Copy every entry word for word. Skip the pictures.

→ **Stored records**
┌──

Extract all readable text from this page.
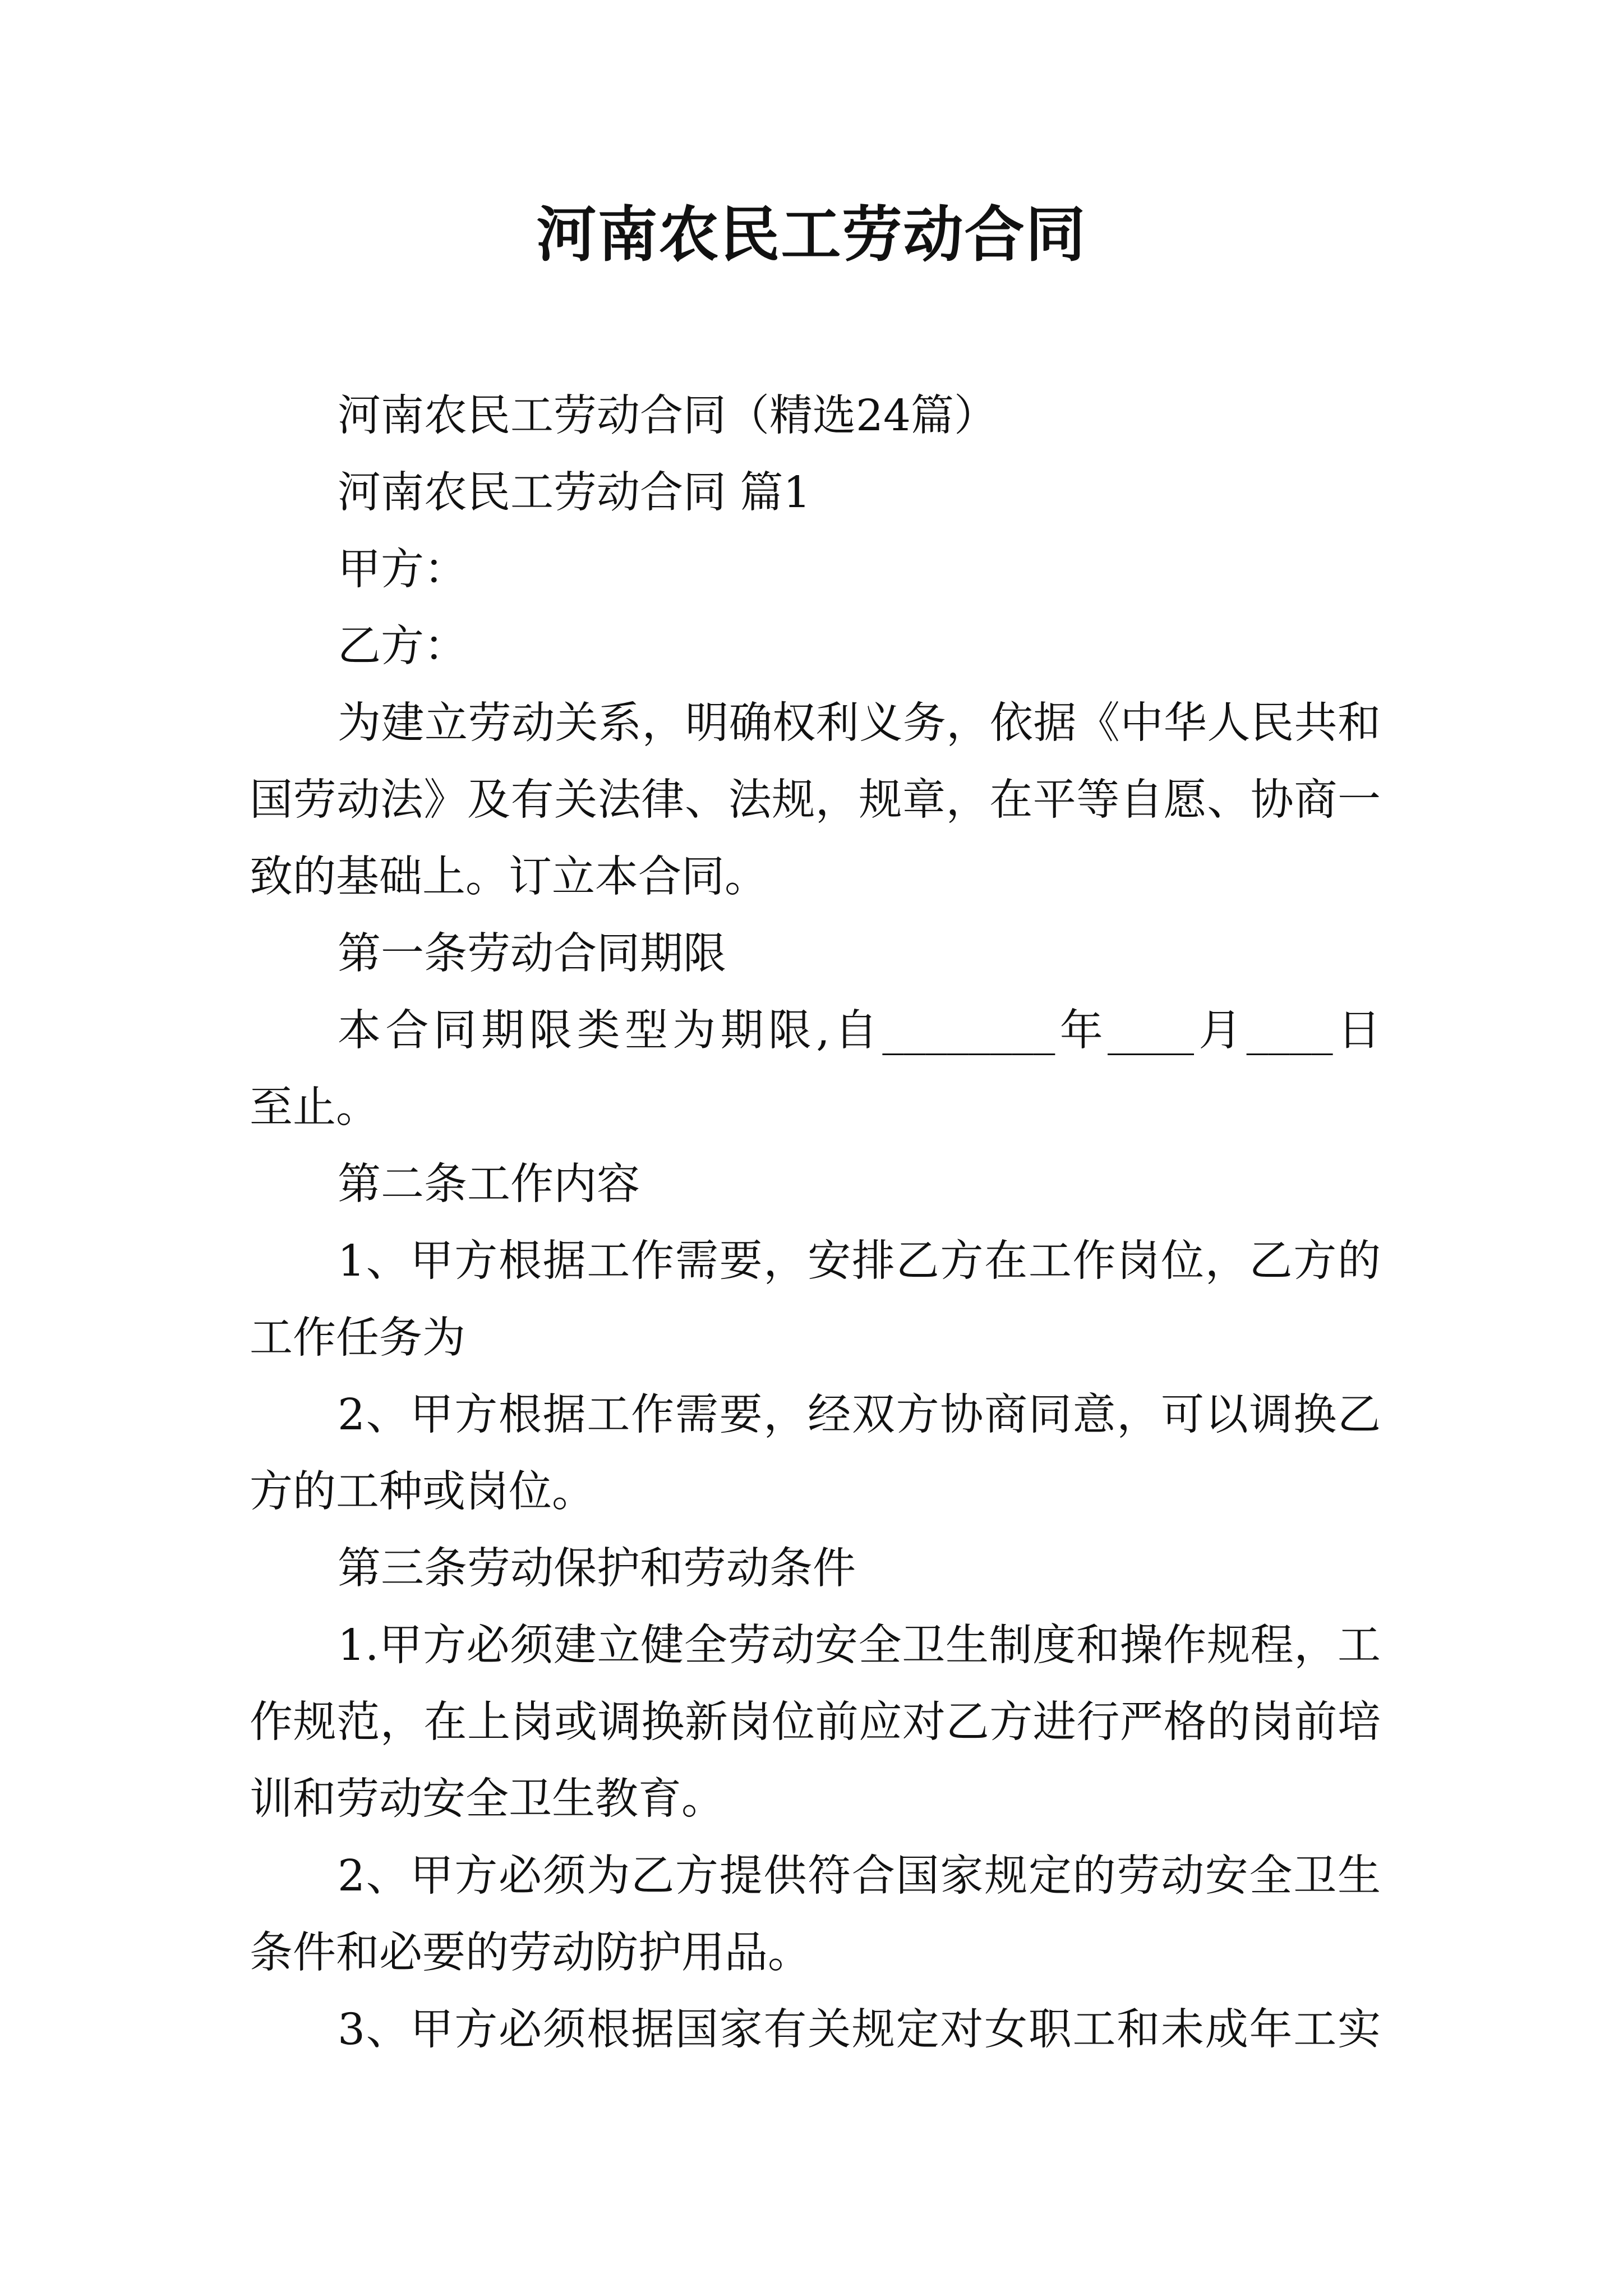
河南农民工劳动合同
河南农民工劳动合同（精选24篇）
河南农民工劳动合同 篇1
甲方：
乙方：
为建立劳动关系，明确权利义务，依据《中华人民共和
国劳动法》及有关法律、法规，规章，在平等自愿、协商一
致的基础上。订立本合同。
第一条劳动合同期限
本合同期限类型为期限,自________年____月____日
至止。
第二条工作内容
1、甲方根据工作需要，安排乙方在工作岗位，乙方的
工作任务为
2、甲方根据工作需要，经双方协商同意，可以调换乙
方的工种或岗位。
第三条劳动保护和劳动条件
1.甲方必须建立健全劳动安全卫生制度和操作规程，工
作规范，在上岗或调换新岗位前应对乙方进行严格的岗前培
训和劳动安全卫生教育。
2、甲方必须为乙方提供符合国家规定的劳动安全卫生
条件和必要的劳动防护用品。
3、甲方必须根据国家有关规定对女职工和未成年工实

└──

→ **Answer in full**
Extract all readable text from this page.
河南农民工劳动合同
河南农民工劳动合同（精选24篇）
河南农民工劳动合同 篇1
甲方：
乙方：
为建立劳动关系，明确权利义务，依据《中华人民共和
国劳动法》及有关法律、法规，规章，在平等自愿、协商一
致的基础上。订立本合同。
第一条劳动合同期限
本合同期限类型为期限,自________年____月____日
至止。
第二条工作内容
1、甲方根据工作需要，安排乙方在工作岗位，乙方的
工作任务为
2、甲方根据工作需要，经双方协商同意，可以调换乙
方的工种或岗位。
第三条劳动保护和劳动条件
1.甲方必须建立健全劳动安全卫生制度和操作规程，工
作规范，在上岗或调换新岗位前应对乙方进行严格的岗前培
训和劳动安全卫生教育。
2、甲方必须为乙方提供符合国家规定的劳动安全卫生
条件和必要的劳动防护用品。
3、甲方必须根据国家有关规定对女职工和未成年工实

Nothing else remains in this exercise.